[Items from a data source]
○ ○ ○

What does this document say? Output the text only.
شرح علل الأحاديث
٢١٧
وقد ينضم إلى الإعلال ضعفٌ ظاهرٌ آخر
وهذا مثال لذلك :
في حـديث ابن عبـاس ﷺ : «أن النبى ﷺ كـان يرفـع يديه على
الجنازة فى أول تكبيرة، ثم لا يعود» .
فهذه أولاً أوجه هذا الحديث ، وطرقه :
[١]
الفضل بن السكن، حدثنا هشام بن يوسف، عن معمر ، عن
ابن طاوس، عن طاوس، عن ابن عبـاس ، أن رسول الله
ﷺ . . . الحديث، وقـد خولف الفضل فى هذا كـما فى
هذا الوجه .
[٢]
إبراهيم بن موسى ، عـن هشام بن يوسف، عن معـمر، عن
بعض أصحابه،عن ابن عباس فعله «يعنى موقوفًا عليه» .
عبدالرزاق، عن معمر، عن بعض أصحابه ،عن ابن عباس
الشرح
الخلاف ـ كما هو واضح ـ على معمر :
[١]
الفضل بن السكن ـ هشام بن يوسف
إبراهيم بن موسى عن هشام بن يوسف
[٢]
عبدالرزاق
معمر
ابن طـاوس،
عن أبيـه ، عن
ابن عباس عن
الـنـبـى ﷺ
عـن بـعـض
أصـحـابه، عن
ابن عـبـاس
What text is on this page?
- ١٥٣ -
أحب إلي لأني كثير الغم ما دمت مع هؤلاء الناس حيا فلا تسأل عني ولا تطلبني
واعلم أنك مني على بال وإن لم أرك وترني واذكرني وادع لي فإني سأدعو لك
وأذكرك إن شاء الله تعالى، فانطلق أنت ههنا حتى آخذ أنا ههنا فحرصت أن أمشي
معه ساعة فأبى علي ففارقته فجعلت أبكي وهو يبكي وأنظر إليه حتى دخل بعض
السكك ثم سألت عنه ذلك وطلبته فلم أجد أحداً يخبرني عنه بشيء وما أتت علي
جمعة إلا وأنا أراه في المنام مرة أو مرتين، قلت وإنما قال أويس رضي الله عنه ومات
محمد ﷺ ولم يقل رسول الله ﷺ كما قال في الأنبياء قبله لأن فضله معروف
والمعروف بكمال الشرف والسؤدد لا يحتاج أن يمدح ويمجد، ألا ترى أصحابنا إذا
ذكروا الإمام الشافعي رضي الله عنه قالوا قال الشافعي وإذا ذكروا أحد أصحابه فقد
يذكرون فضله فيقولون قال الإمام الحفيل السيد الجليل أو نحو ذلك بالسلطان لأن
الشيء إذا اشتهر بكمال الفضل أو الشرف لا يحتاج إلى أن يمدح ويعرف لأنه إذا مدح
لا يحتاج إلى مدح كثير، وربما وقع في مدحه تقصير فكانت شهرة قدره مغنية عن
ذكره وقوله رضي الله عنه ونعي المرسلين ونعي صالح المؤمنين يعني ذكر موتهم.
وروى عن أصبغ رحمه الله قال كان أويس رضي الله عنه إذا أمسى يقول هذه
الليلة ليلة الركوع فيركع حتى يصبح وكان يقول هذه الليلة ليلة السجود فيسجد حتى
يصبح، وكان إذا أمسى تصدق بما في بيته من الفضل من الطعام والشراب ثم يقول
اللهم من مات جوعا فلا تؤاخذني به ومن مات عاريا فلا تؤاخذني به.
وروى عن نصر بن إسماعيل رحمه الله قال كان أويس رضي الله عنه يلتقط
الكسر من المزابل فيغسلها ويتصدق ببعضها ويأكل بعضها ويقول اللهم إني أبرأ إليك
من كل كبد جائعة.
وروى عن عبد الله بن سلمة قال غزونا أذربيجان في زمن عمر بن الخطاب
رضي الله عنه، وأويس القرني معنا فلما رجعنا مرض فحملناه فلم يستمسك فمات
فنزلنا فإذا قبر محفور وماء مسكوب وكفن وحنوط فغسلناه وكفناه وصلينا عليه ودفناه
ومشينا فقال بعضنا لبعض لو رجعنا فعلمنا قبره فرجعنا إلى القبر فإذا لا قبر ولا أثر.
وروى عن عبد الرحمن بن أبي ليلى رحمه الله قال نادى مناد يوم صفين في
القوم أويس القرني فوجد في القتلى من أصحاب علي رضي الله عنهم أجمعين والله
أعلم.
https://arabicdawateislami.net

○ ○ ○

For the listing above, identify each line bearing "يمدح".

والمعروف بكمال الشرف والسؤدد لا يحتاج أن يمدح ويمجد، ألا ترى أصحابنا إذا
الشيء إذا اشتهر بكمال الفضل أو الشرف لا يحتاج إلى أن يمدح ويعرف لأنه إذا مدح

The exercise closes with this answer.